_Task description_
Can you write out, word for word, everything in the benchmarking post below from "# run in new" down to "with 1 evaluation."?

══ Text section

Since that topic was resolved and I needed specific examples to convey how this improvement may look like I ended my participation suggesting opening a new topic on this matter that seemed to spark the interest of at least @tisztamo and @Sukera. Here we go.

Next we will show:

  • How using BenchmarkTools will fail to detect effects in one specific example.
  • One general statistical test strategy to compare benchmarks.
  • Conclusions


As it turns out the BenchmarkTools documentation in development already talks about potential sources of errors. In particular to solve systematic errors they recommend Caching Parameters in separate Julia sessions, and to deal with non-systematic machine/OS errors they recommend a list of low level settings not for the faint of heart or for anybody without admin rights.

When looking for information in the Internet I actually found lots dealing with the low level side of it, which is important, but not so much dealing with the systematic side of it, which is statistically critical.

Incidentally, these very important warnings and others come at the very end in the BenchmarkTools manual, just like the warnings in the Book of Cagliostro… Strange.

BenchmarkTools failed comparison

Admittedly, unless I go through every single piece of advice in the docs I cannot hold that BenchmarkTools provided a failed comparison. That’s why in this example we are going to imagine we work in a server with no admin rights to try anything low level, we will though restart Julia sessions between benchmarks.

Functions to be compared

A(x) = for i in 1:101 x\x end
B(x) = for i in 1:100 x\x end

The matrix operation x\x is quite robust against optimizations and a benchmarks ratio estimation close to the theoretical 1.01 ratio is to be expected.

BenchmarkTools results

# run in new Julia session
using BenchmarkTools, Random
n = 100
A(x) = for i in 1:101 x\x end
@benchmark A(x) setup = (x=rand(n,n)) evals = 1 samples = 10_000 seconds = 10_000

BenchmarkTools.Trial: 10000 samples with 1 evaluation.
 Range (min … max):  21.825 ms …   3.182 s  ┊ GC (min … max): 0.00% … 0.00%
 Time  (median):     34.535 ms              ┊ GC (median):    0.00%
 Time  (mean ± σ):   42.685 ms ± 58.542 ms  ┊ GC (mean ± σ):  1.26% ± 2.56%

Now we restart Julia and again with B(x)

════
══ Data rows

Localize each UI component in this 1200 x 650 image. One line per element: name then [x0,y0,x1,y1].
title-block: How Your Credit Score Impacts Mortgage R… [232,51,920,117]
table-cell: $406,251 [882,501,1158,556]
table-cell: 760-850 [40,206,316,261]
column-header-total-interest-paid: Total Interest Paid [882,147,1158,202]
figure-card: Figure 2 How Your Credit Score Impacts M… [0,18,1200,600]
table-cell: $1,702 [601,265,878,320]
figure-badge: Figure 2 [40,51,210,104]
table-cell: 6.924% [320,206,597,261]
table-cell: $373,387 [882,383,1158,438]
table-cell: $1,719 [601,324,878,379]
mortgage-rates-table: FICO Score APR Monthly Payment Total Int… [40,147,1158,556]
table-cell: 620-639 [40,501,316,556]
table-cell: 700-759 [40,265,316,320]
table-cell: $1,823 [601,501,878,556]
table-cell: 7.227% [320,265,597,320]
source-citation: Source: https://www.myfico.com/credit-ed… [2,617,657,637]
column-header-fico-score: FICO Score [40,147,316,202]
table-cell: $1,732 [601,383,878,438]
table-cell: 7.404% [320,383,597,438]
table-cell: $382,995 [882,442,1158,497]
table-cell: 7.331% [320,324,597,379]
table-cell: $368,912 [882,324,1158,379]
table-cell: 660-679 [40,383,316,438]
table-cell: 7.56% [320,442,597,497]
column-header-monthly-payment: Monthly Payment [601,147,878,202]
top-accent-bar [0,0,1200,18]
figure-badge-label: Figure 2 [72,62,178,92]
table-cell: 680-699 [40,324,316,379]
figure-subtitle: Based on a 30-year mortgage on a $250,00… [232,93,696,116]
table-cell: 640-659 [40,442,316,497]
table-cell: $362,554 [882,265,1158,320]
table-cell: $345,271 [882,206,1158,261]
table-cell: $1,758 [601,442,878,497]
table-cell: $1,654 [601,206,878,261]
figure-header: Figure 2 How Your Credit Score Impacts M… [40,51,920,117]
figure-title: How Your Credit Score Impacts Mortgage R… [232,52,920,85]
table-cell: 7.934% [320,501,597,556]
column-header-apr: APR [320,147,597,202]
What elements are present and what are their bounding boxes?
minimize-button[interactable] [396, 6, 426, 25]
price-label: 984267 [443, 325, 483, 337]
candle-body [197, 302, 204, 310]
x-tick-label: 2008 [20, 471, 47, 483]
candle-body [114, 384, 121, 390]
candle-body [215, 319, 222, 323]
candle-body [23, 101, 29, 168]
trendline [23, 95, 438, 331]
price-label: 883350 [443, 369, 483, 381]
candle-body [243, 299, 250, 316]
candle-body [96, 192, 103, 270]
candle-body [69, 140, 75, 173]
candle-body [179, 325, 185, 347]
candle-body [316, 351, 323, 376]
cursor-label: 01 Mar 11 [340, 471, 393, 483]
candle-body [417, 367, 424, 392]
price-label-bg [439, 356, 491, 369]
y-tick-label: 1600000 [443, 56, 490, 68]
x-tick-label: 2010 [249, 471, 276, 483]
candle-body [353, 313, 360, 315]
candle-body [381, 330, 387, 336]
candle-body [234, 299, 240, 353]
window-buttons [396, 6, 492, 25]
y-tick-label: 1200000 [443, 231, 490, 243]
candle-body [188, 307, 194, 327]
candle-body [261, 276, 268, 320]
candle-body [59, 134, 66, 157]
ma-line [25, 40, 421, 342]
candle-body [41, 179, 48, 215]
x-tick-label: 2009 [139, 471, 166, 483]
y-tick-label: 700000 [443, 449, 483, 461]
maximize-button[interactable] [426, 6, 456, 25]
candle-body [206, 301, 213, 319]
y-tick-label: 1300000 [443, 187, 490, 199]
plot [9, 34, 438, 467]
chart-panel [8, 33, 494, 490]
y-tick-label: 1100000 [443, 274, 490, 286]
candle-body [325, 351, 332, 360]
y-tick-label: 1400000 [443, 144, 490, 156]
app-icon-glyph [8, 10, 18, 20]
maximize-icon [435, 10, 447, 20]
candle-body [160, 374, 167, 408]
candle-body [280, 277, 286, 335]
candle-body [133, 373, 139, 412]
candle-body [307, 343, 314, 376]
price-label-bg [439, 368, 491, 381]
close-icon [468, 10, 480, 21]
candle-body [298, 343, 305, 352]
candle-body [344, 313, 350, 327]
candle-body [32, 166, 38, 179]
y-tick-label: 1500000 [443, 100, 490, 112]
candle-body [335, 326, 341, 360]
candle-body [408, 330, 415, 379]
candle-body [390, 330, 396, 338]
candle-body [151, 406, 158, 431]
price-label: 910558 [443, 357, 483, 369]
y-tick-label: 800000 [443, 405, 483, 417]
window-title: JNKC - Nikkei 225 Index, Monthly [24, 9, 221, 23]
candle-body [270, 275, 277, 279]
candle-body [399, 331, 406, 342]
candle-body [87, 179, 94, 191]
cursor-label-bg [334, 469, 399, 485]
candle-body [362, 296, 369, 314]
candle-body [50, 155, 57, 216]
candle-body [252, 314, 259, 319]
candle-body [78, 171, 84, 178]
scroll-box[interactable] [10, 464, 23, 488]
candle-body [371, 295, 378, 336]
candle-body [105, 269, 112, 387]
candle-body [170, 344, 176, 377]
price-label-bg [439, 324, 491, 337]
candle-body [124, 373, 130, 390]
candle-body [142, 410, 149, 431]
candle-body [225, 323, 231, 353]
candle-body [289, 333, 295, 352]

════

_The solution_
# run in new Julia session
using BenchmarkTools, Random
n = 100
A(x) = for i in 1:101 x\x end
@benchmark A(x) setup = (x=rand(n,n)) evals = 1 samples = 10_000 seconds = 10_000

BenchmarkTools.Trial: 10000 samples with 1 evaluation.